*Prompt*.
Select every line holding the word "with" and copy it.
>> start Stored records
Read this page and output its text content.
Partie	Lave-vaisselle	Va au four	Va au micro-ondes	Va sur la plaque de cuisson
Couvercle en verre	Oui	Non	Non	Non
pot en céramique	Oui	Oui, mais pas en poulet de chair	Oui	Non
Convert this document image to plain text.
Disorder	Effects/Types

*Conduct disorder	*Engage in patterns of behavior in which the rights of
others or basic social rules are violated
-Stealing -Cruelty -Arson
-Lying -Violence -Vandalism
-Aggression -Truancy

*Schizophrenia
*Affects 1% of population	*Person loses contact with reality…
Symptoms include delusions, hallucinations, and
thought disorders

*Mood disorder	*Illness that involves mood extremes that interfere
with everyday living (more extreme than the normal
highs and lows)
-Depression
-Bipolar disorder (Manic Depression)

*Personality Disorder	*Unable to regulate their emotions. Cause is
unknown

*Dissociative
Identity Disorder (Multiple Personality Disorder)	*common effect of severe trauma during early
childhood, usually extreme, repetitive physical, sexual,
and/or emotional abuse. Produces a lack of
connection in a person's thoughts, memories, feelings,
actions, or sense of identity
>> end Stored records
*Worked solution*.
*Affects 1% of population	*Person loses contact with reality…
with everyday living (more extreme than the normal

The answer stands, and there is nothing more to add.